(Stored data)
══════

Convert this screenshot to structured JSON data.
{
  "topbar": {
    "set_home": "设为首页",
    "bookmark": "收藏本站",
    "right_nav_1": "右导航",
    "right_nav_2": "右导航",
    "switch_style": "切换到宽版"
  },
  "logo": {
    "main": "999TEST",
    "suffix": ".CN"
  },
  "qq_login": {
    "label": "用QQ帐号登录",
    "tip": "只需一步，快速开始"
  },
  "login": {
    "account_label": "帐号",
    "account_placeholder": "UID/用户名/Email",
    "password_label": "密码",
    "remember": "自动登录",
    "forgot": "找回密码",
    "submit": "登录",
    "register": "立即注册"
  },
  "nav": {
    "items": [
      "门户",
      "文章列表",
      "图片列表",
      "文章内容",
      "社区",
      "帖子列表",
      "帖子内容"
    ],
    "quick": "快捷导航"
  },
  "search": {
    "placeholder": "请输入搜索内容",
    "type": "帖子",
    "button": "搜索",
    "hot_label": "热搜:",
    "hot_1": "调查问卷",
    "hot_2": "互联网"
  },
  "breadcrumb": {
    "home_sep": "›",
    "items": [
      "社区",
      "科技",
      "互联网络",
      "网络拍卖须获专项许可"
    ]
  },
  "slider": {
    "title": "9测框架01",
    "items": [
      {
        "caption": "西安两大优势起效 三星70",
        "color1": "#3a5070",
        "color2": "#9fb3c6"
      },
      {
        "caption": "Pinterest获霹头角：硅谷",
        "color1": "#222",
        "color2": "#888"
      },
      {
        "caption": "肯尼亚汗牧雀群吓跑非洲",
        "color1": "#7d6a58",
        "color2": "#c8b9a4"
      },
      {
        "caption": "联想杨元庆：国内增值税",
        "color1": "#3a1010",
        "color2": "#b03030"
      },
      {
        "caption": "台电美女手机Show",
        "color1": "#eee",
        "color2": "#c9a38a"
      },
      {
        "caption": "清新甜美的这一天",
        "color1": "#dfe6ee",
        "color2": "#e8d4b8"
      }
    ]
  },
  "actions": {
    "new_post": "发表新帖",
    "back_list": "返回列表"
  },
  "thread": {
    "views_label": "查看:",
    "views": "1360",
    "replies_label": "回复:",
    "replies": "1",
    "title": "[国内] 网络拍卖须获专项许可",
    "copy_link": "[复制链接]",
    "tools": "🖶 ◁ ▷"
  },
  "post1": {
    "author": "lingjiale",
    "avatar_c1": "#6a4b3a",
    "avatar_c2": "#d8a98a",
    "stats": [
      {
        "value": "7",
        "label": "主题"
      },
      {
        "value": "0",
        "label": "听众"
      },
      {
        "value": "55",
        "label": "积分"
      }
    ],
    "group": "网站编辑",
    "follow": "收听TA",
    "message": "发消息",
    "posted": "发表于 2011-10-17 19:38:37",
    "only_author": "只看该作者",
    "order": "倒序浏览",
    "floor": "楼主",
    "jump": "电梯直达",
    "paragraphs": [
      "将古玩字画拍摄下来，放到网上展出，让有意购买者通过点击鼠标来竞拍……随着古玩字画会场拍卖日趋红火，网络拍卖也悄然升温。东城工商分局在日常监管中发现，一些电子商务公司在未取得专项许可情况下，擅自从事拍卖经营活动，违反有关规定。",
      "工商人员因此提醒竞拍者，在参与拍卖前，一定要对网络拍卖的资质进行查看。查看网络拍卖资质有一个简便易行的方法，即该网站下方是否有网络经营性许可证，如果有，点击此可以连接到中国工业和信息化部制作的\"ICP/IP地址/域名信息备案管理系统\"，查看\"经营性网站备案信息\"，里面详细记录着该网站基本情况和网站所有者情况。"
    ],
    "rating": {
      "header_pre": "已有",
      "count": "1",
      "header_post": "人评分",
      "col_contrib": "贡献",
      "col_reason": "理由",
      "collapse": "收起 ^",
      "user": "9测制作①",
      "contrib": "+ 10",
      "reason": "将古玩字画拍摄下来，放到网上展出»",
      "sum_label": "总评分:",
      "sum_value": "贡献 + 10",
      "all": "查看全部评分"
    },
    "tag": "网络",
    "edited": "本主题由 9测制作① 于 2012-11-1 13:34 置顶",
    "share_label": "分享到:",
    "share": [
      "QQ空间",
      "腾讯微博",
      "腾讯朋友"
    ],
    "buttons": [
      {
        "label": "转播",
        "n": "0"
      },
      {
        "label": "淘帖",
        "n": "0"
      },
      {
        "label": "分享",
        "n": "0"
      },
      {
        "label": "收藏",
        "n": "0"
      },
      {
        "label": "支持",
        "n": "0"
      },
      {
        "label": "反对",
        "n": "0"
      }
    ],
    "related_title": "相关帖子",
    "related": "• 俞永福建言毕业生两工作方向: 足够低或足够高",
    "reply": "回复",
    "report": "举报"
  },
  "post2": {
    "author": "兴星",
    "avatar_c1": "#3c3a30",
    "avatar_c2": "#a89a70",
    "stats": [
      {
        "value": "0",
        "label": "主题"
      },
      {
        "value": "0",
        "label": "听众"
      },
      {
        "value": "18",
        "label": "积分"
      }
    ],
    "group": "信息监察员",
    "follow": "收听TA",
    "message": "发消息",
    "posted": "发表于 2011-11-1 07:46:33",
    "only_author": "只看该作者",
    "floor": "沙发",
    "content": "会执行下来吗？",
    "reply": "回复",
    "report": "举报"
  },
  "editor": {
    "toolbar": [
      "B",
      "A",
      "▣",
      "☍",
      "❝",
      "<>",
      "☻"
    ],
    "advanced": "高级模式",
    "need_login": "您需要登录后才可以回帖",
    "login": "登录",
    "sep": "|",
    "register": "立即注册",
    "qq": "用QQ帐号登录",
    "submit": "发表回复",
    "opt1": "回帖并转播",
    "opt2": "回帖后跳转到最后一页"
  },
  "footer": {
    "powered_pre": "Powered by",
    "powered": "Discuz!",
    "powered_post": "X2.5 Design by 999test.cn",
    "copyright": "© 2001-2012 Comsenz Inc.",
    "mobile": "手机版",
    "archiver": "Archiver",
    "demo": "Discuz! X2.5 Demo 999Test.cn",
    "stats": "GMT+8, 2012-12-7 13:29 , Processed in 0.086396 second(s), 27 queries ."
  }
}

══════

[Given request]
Reproduce each record exactly, leaving nothing out.

[Answer to this problem]
Convert this screenshot to structured JSON data.
{
  "topbar": {
    "set_home": "设为首页",
    "bookmark": "收藏本站",
    "right_nav_1": "右导航",
    "right_nav_2": "右导航",
    "switch_style": "切换到宽版"
  },
  "logo": {
    "main": "999TEST",
    "suffix": ".CN"
  },
  "qq_login": {
    "label": "用QQ帐号登录",
    "tip": "只需一步，快速开始"
  },
  "login": {
    "account_label": "帐号",
    "account_placeholder": "UID/用户名/Email",
    "password_label": "密码",
    "remember": "自动登录",
    "forgot": "找回密码",
    "submit": "登录",
    "register": "立即注册"
  },
  "nav": {
    "items": [
      "门户",
      "文章列表",
      "图片列表",
      "文章内容",
      "社区",
      "帖子列表",
      "帖子内容"
    ],
    "quick": "快捷导航"
  },
  "search": {
    "placeholder": "请输入搜索内容",
    "type": "帖子",
    "button": "搜索",
    "hot_label": "热搜:",
    "hot_1": "调查问卷",
    "hot_2": "互联网"
  },
  "breadcrumb": {
    "home_sep": "›",
    "items": [
      "社区",
      "科技",
      "互联网络",
      "网络拍卖须获专项许可"
    ]
  },
  "slider": {
    "title": "9测框架01",
    "items": [
      {
        "caption": "西安两大优势起效 三星70",
        "color1": "#3a5070",
        "color2": "#9fb3c6"
      },
      {
        "caption": "Pinterest获霹头角：硅谷",
        "color1": "#222",
        "color2": "#888"
      },
      {
        "caption": "肯尼亚汗牧雀群吓跑非洲",
        "color1": "#7d6a58",
        "color2": "#c8b9a4"
      },
      {
        "caption": "联想杨元庆：国内增值税",
        "color1": "#3a1010",
        "color2": "#b03030"
      },
      {
        "caption": "台电美女手机Show",
        "color1": "#eee",
        "color2": "#c9a38a"
      },
      {
        "caption": "清新甜美的这一天",
        "color1": "#dfe6ee",
        "color2": "#e8d4b8"
      }
    ]
  },
  "actions": {
    "new_post": "发表新帖",
    "back_list": "返回列表"
  },
  "thread": {
    "views_label": "查看:",
    "views": "1360",
    "replies_label": "回复:",
    "replies": "1",
    "title": "[国内] 网络拍卖须获专项许可",
    "copy_link": "[复制链接]",
    "tools": "🖶 ◁ ▷"
  },
  "post1": {
    "author": "lingjiale",
    "avatar_c1": "#6a4b3a",
    "avatar_c2": "#d8a98a",
    "stats": [
      {
        "value": "7",
        "label": "主题"
      },
      {
        "value": "0",
        "label": "听众"
      },
      {
        "value": "55",
        "label": "积分"
      }
    ],
    "group": "网站编辑",
    "follow": "收听TA",
    "message": "发消息",
    "posted": "发表于 2011-10-17 19:38:37",
    "only_author": "只看该作者",
    "order": "倒序浏览",
    "floor": "楼主",
    "jump": "电梯直达",
    "paragraphs": [
      "将古玩字画拍摄下来，放到网上展出，让有意购买者通过点击鼠标来竞拍……随着古玩字画会场拍卖日趋红火，网络拍卖也悄然升温。东城工商分局在日常监管中发现，一些电子商务公司在未取得专项许可情况下，擅自从事拍卖经营活动，违反有关规定。",
      "工商人员因此提醒竞拍者，在参与拍卖前，一定要对网络拍卖的资质进行查看。查看网络拍卖资质有一个简便易行的方法，即该网站下方是否有网络经营性许可证，如果有，点击此可以连接到中国工业和信息化部制作的\"ICP/IP地址/域名信息备案管理系统\"，查看\"经营性网站备案信息\"，里面详细记录着该网站基本情况和网站所有者情况。"
    ],
    "rating": {
      "header_pre": "已有",
      "count": "1",
      "header_post": "人评分",
      "col_contrib": "贡献",
      "col_reason": "理由",
      "collapse": "收起 ^",
      "user": "9测制作①",
      "contrib": "+ 10",
      "reason": "将古玩字画拍摄下来，放到网上展出»",
      "sum_label": "总评分:",
      "sum_value": "贡献 + 10",
      "all": "查看全部评分"
    },
    "tag": "网络",
    "edited": "本主题由 9测制作① 于 2012-11-1 13:34 置顶",
    "share_label": "分享到:",
    "share": [
      "QQ空间",
      "腾讯微博",
      "腾讯朋友"
    ],
    "buttons": [
      {
        "label": "转播",
        "n": "0"
      },
      {
        "label": "淘帖",
        "n": "0"
      },
      {
        "label": "分享",
        "n": "0"
      },
      {
        "label": "收藏",
        "n": "0"
      },
      {
        "label": "支持",
        "n": "0"
      },
      {
        "label": "反对",
        "n": "0"
      }
    ],
    "related_title": "相关帖子",
    "related": "• 俞永福建言毕业生两工作方向: 足够低或足够高",
    "reply": "回复",
    "report": "举报"
  },
  "post2": {
    "author": "兴星",
    "avatar_c1": "#3c3a30",
    "avatar_c2": "#a89a70",
    "stats": [
      {
        "value": "0",
        "label": "主题"
      },
      {
        "value": "0",
        "label": "听众"
      },
      {
        "value": "18",
        "label": "积分"
      }
    ],
    "group": "信息监察员",
    "follow": "收听TA",
    "message": "发消息",
    "posted": "发表于 2011-11-1 07:46:33",
    "only_author": "只看该作者",
    "floor": "沙发",
    "content": "会执行下来吗？",
    "reply": "回复",
    "report": "举报"
  },
  "editor": {
    "toolbar": [
      "B",
      "A",
      "▣",
      "☍",
      "❝",
      "<>",
      "☻"
    ],
    "advanced": "高级模式",
    "need_login": "您需要登录后才可以回帖",
    "login": "登录",
    "sep": "|",
    "register": "立即注册",
    "qq": "用QQ帐号登录",
    "submit": "发表回复",
    "opt1": "回帖并转播",
    "opt2": "回帖后跳转到最后一页"
  },
  "footer": {
    "powered_pre": "Powered by",
    "powered": "Discuz!",
    "powered_post": "X2.5 Design by 999test.cn",
    "copyright": "© 2001-2012 Comsenz Inc.",
    "mobile": "手机版",
    "archiver": "Archiver",
    "demo": "Discuz! X2.5 Demo 999Test.cn",
    "stats": "GMT+8, 2012-12-7 13:29 , Processed in 0.086396 second(s), 27 queries ."
  }
}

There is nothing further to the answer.